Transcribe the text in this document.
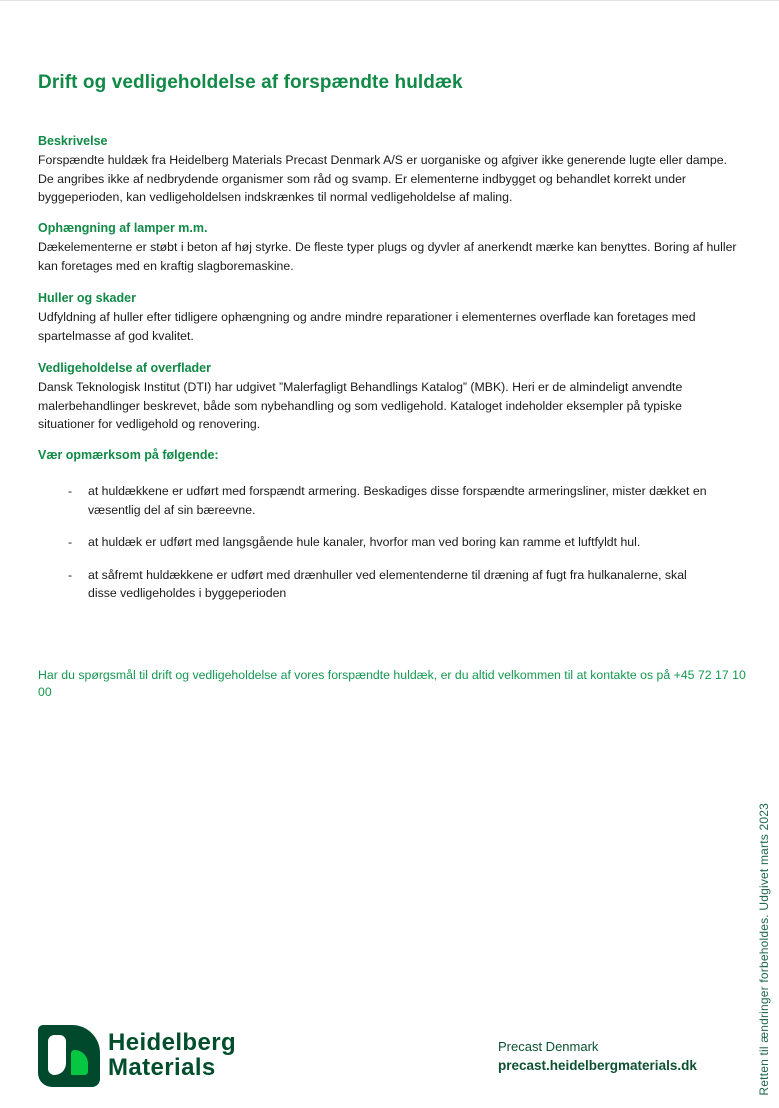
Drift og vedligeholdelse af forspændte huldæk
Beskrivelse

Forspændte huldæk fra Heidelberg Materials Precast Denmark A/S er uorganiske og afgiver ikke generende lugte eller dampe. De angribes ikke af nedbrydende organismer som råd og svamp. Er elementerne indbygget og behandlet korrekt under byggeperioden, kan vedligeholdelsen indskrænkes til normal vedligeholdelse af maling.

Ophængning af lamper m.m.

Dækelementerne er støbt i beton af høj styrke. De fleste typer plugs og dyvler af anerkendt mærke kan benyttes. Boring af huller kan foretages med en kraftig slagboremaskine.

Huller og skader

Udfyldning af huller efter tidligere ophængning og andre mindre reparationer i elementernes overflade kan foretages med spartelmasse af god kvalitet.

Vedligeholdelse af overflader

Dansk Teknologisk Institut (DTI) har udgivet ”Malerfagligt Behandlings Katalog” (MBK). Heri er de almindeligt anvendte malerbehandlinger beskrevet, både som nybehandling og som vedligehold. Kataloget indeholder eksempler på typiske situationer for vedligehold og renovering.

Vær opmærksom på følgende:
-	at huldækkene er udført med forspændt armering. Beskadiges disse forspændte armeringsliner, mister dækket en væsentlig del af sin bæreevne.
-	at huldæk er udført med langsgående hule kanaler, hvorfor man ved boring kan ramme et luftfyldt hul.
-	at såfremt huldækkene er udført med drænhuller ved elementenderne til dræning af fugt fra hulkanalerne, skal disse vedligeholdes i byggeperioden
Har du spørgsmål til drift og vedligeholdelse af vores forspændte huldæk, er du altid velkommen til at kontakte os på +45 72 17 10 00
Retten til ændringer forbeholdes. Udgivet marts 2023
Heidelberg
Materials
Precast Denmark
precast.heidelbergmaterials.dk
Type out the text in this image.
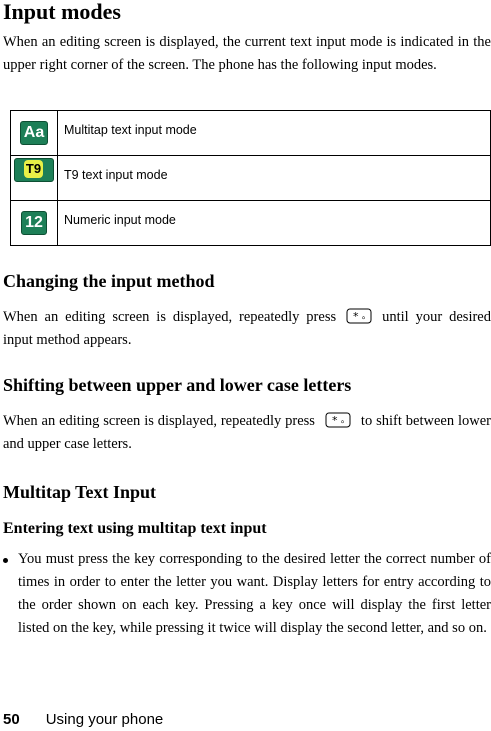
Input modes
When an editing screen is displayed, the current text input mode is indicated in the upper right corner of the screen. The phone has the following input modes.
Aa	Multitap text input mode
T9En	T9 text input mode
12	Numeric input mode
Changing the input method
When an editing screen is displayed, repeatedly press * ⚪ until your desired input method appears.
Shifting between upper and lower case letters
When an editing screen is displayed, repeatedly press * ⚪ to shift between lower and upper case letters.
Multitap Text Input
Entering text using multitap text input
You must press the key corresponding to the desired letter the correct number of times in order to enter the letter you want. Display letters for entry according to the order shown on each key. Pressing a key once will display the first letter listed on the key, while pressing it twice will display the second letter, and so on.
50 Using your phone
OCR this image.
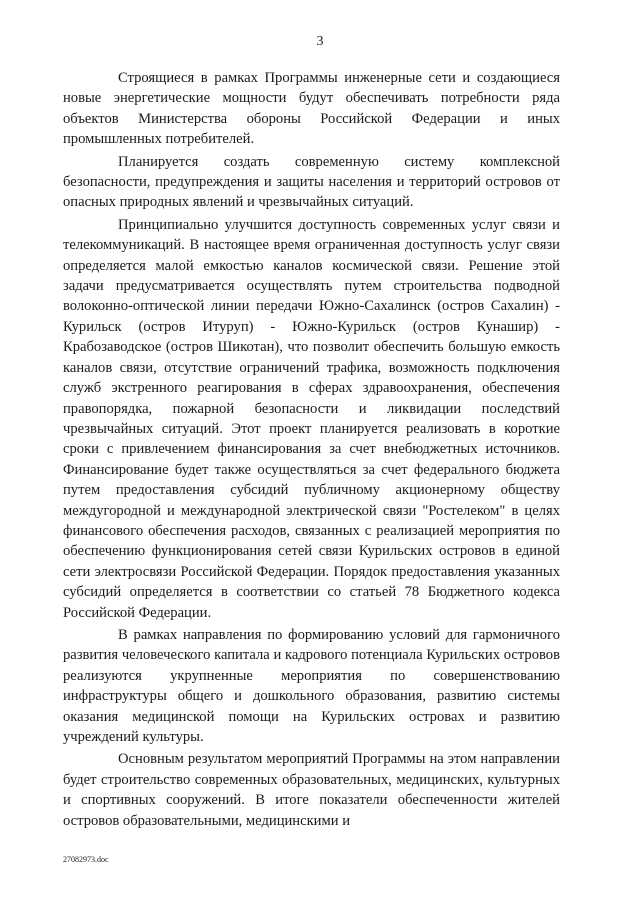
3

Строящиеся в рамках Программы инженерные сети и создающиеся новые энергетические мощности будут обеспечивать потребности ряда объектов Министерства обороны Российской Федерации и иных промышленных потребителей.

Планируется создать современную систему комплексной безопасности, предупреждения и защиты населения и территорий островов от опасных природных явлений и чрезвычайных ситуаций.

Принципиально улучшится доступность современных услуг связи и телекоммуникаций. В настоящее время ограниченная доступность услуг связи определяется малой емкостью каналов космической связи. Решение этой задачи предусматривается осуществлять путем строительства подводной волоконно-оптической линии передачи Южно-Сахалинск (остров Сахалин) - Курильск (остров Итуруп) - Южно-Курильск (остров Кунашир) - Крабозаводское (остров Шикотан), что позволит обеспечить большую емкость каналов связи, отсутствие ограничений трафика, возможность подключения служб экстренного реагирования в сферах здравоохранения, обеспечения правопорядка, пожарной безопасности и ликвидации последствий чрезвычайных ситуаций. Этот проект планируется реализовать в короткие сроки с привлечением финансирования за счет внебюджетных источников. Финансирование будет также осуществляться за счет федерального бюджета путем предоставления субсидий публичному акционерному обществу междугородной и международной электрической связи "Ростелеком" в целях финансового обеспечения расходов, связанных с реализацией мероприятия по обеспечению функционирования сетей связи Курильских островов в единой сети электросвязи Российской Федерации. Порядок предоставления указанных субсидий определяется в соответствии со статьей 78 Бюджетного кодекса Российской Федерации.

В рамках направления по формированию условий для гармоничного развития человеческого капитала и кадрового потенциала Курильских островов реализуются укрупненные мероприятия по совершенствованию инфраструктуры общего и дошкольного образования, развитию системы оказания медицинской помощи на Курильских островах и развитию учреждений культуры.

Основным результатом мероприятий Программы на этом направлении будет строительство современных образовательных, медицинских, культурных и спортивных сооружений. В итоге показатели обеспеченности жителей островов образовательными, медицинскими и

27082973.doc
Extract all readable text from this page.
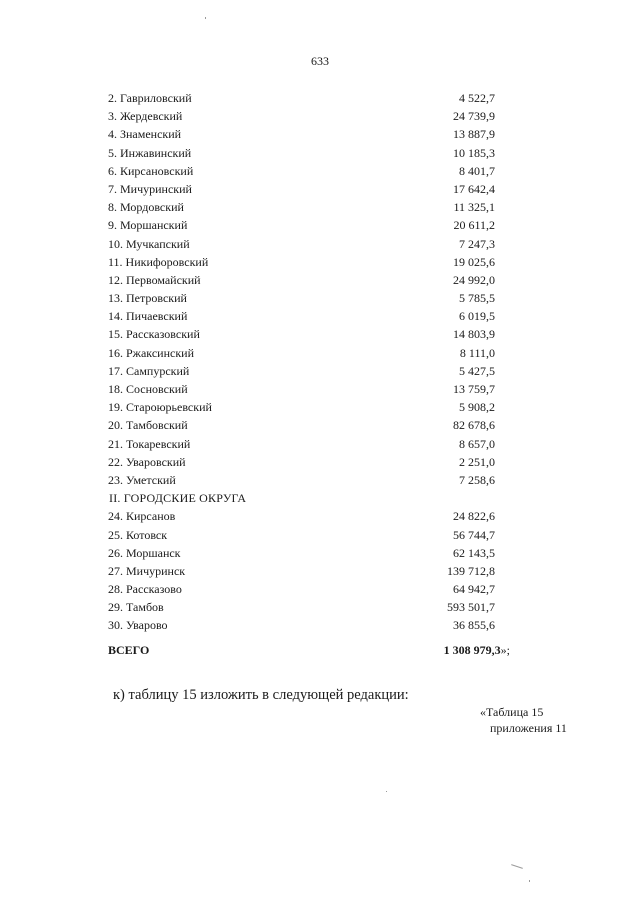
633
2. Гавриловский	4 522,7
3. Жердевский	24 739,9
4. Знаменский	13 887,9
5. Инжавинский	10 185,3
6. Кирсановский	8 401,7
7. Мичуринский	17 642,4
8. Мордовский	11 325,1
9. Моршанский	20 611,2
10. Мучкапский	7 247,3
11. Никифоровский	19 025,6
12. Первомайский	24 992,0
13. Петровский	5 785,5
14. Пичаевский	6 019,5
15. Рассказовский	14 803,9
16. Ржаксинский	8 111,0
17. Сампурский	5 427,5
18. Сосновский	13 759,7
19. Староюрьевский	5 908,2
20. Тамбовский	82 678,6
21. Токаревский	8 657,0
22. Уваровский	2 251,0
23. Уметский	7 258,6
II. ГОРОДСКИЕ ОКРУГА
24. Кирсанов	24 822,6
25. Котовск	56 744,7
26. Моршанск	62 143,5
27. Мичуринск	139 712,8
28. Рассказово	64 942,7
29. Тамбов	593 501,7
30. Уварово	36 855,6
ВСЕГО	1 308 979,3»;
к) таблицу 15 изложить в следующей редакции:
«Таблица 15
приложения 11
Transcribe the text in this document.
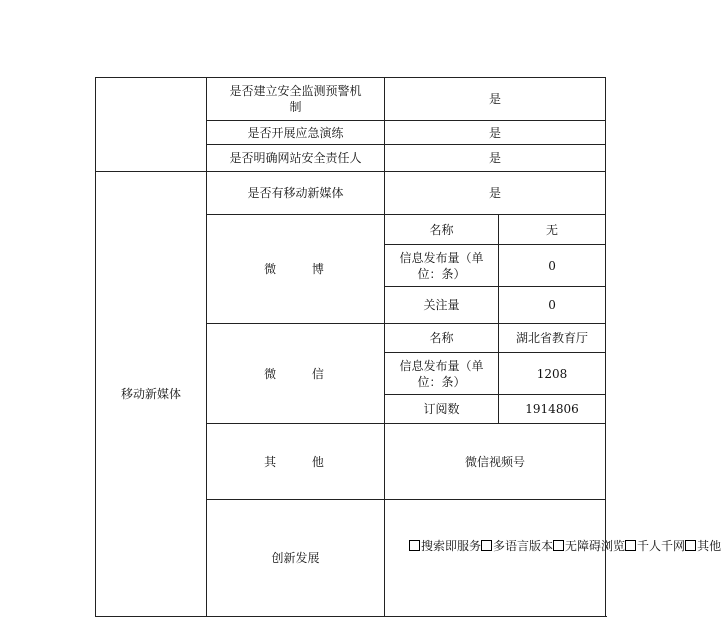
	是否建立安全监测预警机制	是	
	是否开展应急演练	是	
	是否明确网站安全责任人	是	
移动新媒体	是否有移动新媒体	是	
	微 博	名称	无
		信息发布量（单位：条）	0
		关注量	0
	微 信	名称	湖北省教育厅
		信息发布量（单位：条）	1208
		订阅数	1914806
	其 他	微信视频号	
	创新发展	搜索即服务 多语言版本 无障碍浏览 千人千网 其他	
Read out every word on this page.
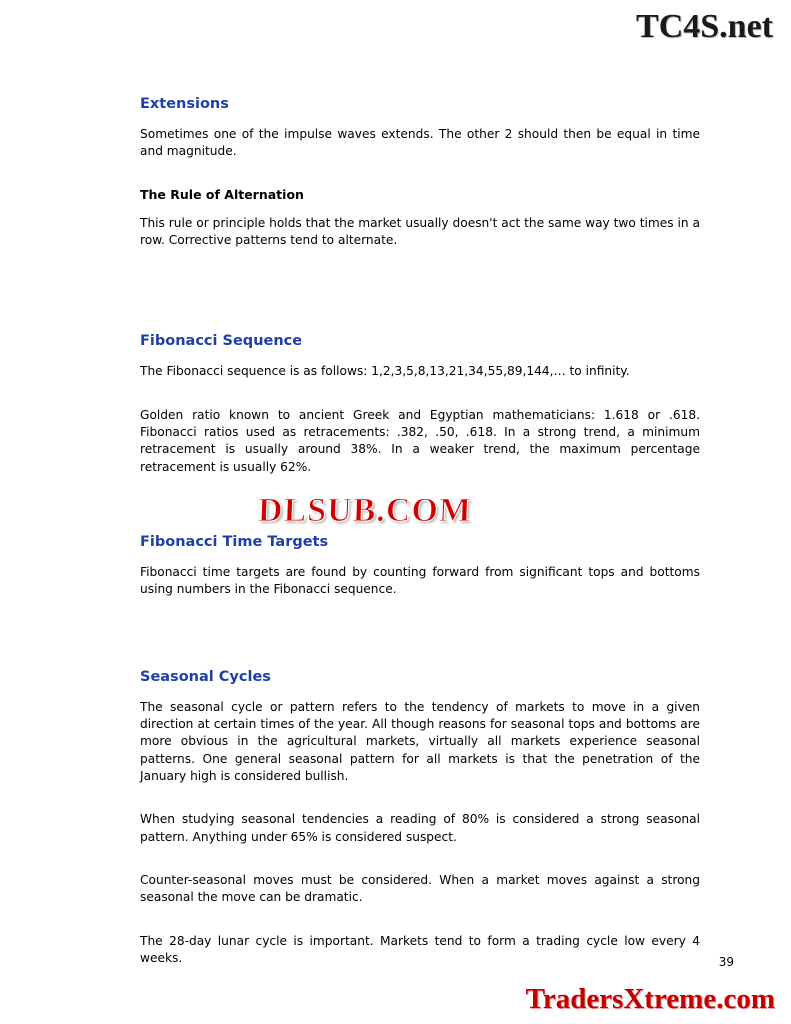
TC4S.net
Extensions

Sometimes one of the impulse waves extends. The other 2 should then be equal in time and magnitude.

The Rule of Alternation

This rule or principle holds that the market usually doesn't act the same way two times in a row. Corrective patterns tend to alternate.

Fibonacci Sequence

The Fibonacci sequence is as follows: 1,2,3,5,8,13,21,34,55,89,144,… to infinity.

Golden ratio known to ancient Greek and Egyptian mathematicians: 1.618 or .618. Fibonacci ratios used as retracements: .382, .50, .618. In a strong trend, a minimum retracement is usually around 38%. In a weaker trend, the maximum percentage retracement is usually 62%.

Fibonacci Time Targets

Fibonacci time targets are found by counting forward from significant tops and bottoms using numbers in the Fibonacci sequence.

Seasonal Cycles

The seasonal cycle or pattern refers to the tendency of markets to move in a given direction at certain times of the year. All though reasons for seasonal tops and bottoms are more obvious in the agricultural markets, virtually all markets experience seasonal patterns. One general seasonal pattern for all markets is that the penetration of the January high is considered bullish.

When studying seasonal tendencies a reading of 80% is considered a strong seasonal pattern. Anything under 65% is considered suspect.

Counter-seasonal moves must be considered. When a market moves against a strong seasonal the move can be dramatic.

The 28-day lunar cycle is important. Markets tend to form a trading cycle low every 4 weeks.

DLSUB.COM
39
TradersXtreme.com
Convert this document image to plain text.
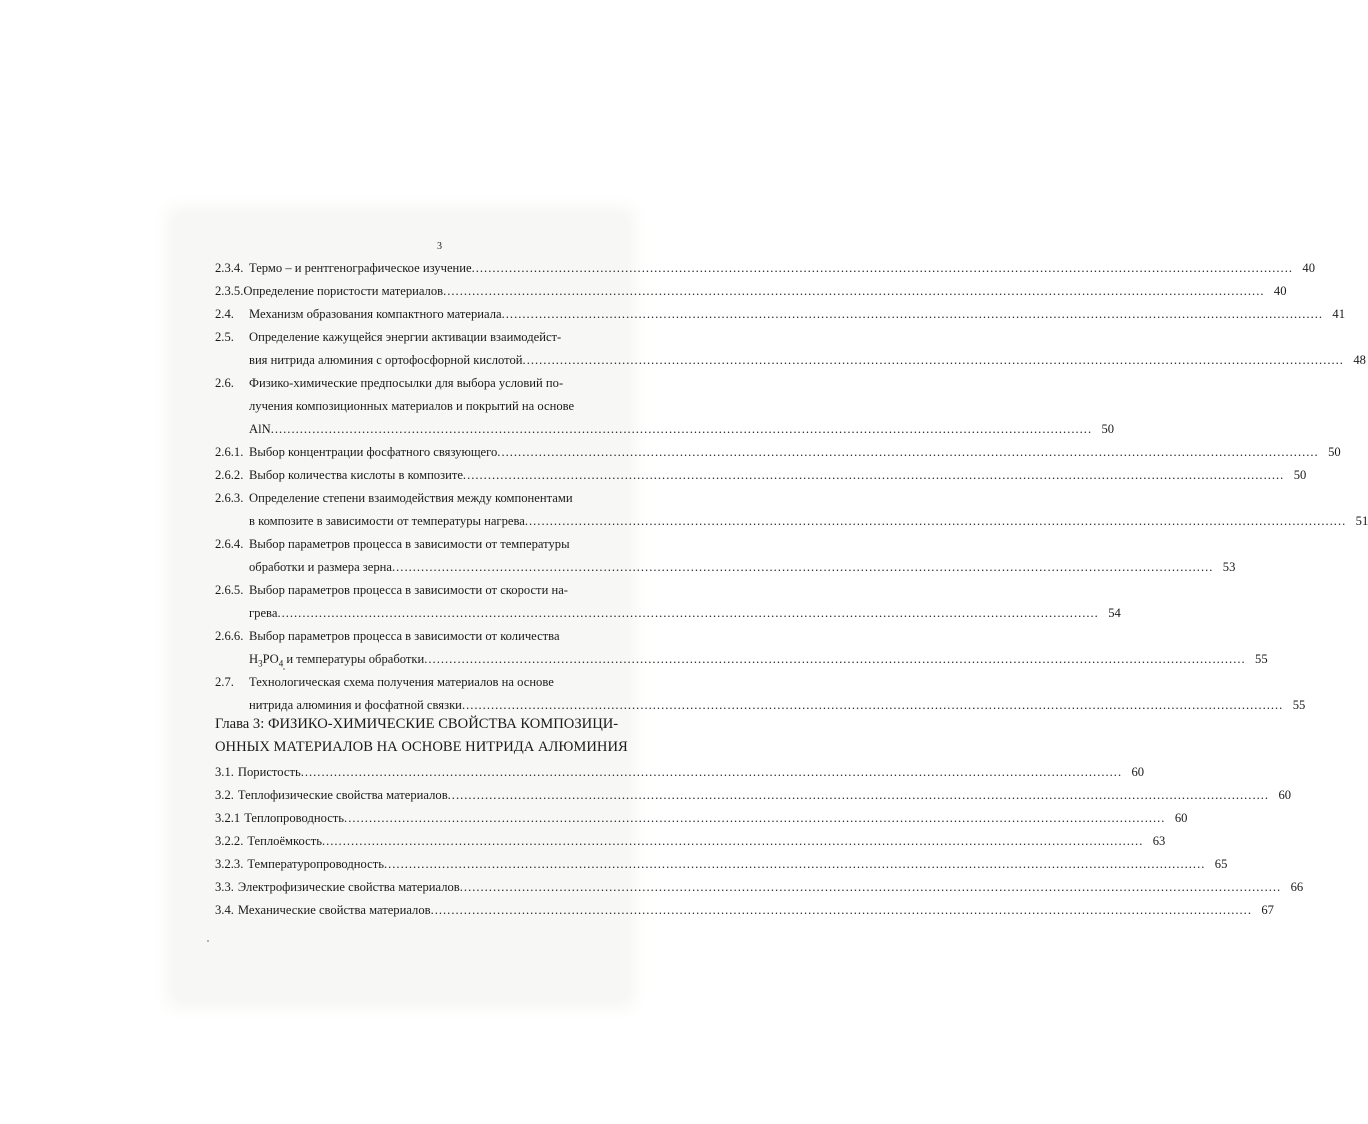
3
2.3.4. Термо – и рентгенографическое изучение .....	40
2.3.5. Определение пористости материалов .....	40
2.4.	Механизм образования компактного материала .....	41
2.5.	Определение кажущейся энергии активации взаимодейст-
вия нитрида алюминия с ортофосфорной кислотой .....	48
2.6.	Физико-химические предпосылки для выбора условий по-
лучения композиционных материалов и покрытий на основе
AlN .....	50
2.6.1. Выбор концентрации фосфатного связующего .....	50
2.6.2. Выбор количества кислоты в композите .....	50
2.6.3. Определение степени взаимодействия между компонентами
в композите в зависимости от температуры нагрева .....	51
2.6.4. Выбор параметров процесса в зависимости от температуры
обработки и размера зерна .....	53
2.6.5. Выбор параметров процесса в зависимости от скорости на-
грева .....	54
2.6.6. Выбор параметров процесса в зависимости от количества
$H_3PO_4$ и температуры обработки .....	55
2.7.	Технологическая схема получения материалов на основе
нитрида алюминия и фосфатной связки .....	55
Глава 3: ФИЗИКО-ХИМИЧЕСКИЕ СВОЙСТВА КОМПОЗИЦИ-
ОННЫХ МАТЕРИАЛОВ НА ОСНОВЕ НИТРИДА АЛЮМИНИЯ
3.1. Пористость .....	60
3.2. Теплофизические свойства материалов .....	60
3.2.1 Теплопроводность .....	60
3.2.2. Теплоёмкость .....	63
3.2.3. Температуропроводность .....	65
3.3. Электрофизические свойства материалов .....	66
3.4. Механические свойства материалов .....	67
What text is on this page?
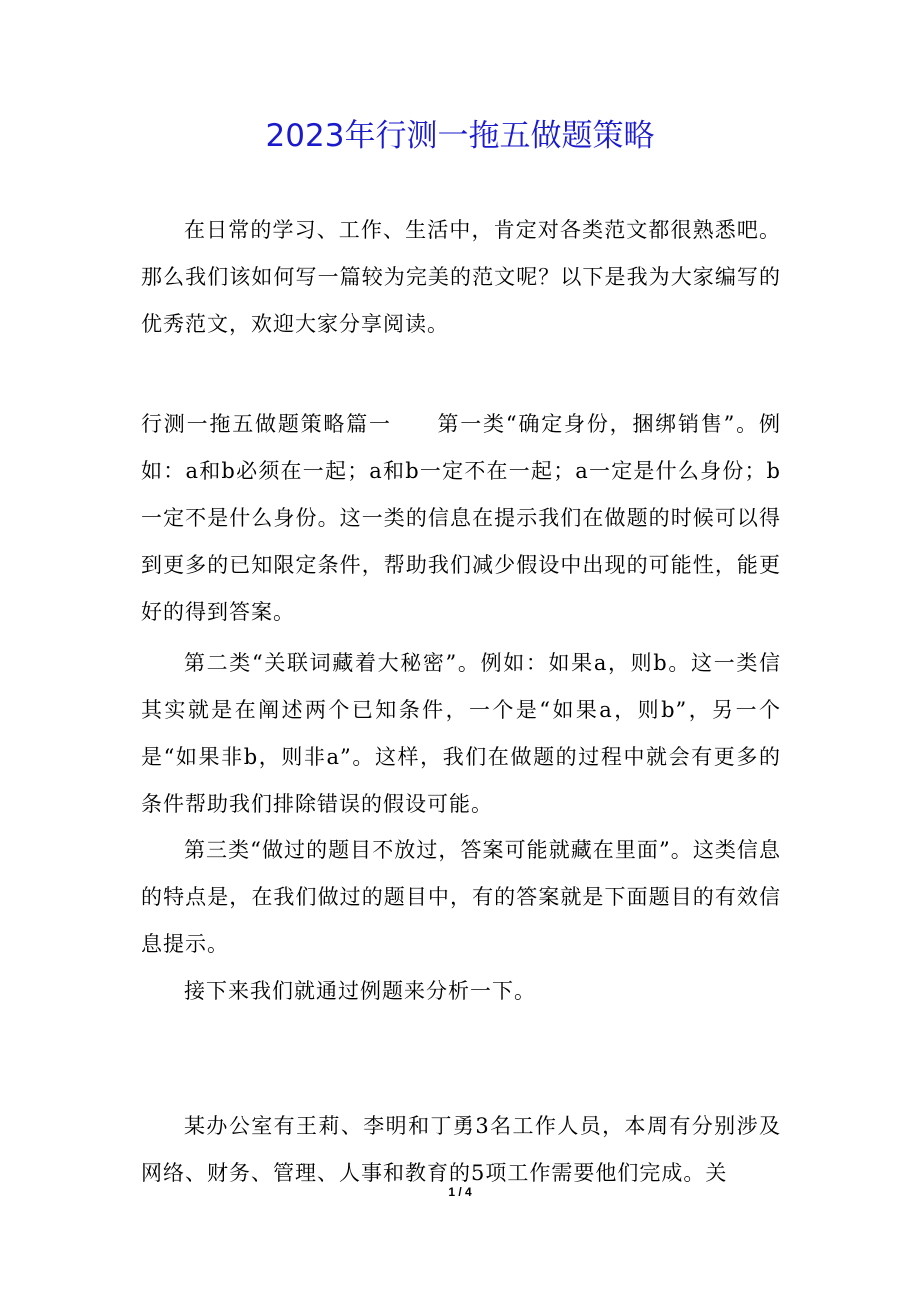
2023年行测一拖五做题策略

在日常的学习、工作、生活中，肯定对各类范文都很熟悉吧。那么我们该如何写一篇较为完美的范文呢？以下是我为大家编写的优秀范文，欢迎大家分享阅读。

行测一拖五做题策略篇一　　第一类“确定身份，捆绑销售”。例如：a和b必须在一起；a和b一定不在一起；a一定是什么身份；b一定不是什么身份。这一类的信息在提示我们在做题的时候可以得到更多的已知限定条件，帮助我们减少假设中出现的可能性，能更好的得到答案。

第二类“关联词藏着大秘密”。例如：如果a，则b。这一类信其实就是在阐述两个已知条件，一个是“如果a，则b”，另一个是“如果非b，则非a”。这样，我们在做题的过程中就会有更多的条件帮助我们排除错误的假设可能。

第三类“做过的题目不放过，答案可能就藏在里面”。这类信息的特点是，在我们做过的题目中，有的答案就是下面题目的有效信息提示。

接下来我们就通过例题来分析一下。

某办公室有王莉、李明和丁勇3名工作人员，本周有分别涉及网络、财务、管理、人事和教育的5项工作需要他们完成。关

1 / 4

========================================

▶ [TASK REQUIREMENTS]: List the lines of the records where "patterns" occurs.

▶ [FULL SOLUTION]:
This rule or principle holds that the market usually doesn't act the same way two times in a row. Corrective patterns tend to alternate.
The seasonal cycle or pattern refers to the tendency of markets to move in a given direction at certain times of the year. All though reasons for seasonal tops and bottoms are more obvious in the agricultural markets, virtually all markets experience seasonal patterns. One general seasonal pattern for all markets is that the penetration of the January high is considered bullish.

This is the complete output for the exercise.